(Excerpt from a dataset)
Begin

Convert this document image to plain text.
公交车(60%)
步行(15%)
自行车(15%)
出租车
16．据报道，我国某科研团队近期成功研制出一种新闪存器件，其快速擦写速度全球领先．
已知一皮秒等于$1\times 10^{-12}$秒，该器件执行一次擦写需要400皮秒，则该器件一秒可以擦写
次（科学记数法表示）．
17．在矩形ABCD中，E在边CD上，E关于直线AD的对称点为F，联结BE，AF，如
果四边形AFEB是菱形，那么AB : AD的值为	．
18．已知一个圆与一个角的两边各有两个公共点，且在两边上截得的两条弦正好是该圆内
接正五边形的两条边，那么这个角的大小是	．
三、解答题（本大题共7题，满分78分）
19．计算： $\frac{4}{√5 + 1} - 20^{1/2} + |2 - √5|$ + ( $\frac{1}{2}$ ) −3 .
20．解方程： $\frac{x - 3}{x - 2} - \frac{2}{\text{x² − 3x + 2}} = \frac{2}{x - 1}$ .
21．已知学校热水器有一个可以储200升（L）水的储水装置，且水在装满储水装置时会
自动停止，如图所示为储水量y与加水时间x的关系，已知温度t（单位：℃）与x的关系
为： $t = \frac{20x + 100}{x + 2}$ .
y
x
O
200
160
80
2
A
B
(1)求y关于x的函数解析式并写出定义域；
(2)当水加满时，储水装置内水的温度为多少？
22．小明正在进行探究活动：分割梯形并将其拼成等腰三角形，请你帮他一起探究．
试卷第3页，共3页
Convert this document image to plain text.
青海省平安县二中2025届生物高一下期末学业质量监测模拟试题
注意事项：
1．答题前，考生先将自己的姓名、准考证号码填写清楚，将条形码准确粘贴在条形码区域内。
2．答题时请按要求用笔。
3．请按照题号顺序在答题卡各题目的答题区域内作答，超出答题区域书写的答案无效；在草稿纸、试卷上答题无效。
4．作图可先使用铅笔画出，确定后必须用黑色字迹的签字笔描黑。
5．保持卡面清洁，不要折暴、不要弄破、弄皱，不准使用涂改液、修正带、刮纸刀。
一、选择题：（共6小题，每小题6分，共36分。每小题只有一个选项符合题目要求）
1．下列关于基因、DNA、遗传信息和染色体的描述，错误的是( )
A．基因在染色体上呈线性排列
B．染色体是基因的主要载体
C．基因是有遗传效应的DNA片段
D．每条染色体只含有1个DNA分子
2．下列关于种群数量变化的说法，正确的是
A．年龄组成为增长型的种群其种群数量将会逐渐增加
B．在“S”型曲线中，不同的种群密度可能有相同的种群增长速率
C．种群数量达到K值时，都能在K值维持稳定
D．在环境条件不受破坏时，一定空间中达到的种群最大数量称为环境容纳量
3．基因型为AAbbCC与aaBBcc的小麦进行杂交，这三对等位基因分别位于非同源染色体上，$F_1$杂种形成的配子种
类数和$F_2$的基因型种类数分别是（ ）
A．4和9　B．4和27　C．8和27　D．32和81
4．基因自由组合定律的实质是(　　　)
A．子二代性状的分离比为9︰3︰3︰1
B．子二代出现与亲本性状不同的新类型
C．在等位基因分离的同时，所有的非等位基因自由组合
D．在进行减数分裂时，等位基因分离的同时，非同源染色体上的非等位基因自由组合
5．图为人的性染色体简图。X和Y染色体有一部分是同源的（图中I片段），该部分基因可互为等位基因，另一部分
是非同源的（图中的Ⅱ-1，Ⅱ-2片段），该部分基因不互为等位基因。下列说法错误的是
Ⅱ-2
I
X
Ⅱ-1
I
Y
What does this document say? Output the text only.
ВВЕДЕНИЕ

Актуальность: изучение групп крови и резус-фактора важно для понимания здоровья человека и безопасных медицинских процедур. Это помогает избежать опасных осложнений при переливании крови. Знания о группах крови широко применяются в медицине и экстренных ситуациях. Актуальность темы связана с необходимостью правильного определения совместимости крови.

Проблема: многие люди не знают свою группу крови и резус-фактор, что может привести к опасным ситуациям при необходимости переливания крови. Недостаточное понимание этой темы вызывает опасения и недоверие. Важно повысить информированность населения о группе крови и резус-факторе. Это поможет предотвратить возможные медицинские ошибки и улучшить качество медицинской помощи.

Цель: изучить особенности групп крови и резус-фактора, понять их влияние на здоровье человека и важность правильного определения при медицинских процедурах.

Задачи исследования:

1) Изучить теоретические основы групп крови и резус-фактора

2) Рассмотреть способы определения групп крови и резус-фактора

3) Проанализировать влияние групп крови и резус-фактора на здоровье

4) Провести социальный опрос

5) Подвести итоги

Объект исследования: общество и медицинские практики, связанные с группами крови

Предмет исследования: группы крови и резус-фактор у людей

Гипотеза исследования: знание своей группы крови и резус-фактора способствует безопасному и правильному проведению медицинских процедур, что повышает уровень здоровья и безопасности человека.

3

End

Write down all the entries again without a single difference.

Convert this document image to plain text.
公交车(60%)
步行(15%)
自行车(15%)
出租车
16．据报道，我国某科研团队近期成功研制出一种新闪存器件，其快速擦写速度全球领先．
已知一皮秒等于$1\times 10^{-12}$秒，该器件执行一次擦写需要400皮秒，则该器件一秒可以擦写
次（科学记数法表示）．
17．在矩形ABCD中，E在边CD上，E关于直线AD的对称点为F，联结BE，AF，如
果四边形AFEB是菱形，那么AB : AD的值为	．
18．已知一个圆与一个角的两边各有两个公共点，且在两边上截得的两条弦正好是该圆内
接正五边形的两条边，那么这个角的大小是	．
三、解答题（本大题共7题，满分78分）
19．计算： $\frac{4}{√5 + 1} - 20^{1/2} + |2 - √5|$ + ( $\frac{1}{2}$ ) −3 .
20．解方程： $\frac{x - 3}{x - 2} - \frac{2}{\text{x² − 3x + 2}} = \frac{2}{x - 1}$ .
21．已知学校热水器有一个可以储200升（L）水的储水装置，且水在装满储水装置时会
自动停止，如图所示为储水量y与加水时间x的关系，已知温度t（单位：℃）与x的关系
为： $t = \frac{20x + 100}{x + 2}$ .
y
x
O
200
160
80
2
A
B
(1)求y关于x的函数解析式并写出定义域；
(2)当水加满时，储水装置内水的温度为多少？
22．小明正在进行探究活动：分割梯形并将其拼成等腰三角形，请你帮他一起探究．
试卷第3页，共3页
Convert this document image to plain text.
青海省平安县二中2025届生物高一下期末学业质量监测模拟试题
注意事项：
1．答题前，考生先将自己的姓名、准考证号码填写清楚，将条形码准确粘贴在条形码区域内。
2．答题时请按要求用笔。
3．请按照题号顺序在答题卡各题目的答题区域内作答，超出答题区域书写的答案无效；在草稿纸、试卷上答题无效。
4．作图可先使用铅笔画出，确定后必须用黑色字迹的签字笔描黑。
5．保持卡面清洁，不要折暴、不要弄破、弄皱，不准使用涂改液、修正带、刮纸刀。
一、选择题：（共6小题，每小题6分，共36分。每小题只有一个选项符合题目要求）
1．下列关于基因、DNA、遗传信息和染色体的描述，错误的是( )
A．基因在染色体上呈线性排列
B．染色体是基因的主要载体
C．基因是有遗传效应的DNA片段
D．每条染色体只含有1个DNA分子
2．下列关于种群数量变化的说法，正确的是
A．年龄组成为增长型的种群其种群数量将会逐渐增加
B．在“S”型曲线中，不同的种群密度可能有相同的种群增长速率
C．种群数量达到K值时，都能在K值维持稳定
D．在环境条件不受破坏时，一定空间中达到的种群最大数量称为环境容纳量
3．基因型为AAbbCC与aaBBcc的小麦进行杂交，这三对等位基因分别位于非同源染色体上，$F_1$杂种形成的配子种
类数和$F_2$的基因型种类数分别是（ ）
A．4和9　B．4和27　C．8和27　D．32和81
4．基因自由组合定律的实质是(　　　)
A．子二代性状的分离比为9︰3︰3︰1
B．子二代出现与亲本性状不同的新类型
C．在等位基因分离的同时，所有的非等位基因自由组合
D．在进行减数分裂时，等位基因分离的同时，非同源染色体上的非等位基因自由组合
5．图为人的性染色体简图。X和Y染色体有一部分是同源的（图中I片段），该部分基因可互为等位基因，另一部分
是非同源的（图中的Ⅱ-1，Ⅱ-2片段），该部分基因不互为等位基因。下列说法错误的是
Ⅱ-2
I
X
Ⅱ-1
I
Y
What does this document say? Output the text only.
ВВЕДЕНИЕ

Актуальность: изучение групп крови и резус-фактора важно для понимания здоровья человека и безопасных медицинских процедур. Это помогает избежать опасных осложнений при переливании крови. Знания о группах крови широко применяются в медицине и экстренных ситуациях. Актуальность темы связана с необходимостью правильного определения совместимости крови.

Проблема: многие люди не знают свою группу крови и резус-фактор, что может привести к опасным ситуациям при необходимости переливания крови. Недостаточное понимание этой темы вызывает опасения и недоверие. Важно повысить информированность населения о группе крови и резус-факторе. Это поможет предотвратить возможные медицинские ошибки и улучшить качество медицинской помощи.

Цель: изучить особенности групп крови и резус-фактора, понять их влияние на здоровье человека и важность правильного определения при медицинских процедурах.

Задачи исследования:

1) Изучить теоретические основы групп крови и резус-фактора

2) Рассмотреть способы определения групп крови и резус-фактора

3) Проанализировать влияние групп крови и резус-фактора на здоровье

4) Провести социальный опрос

5) Подвести итоги

Объект исследования: общество и медицинские практики, связанные с группами крови

Предмет исследования: группы крови и резус-фактор у людей

Гипотеза исследования: знание своей группы крови и резус-фактора способствует безопасному и правильному проведению медицинских процедур, что повышает уровень здоровья и безопасности человека.

3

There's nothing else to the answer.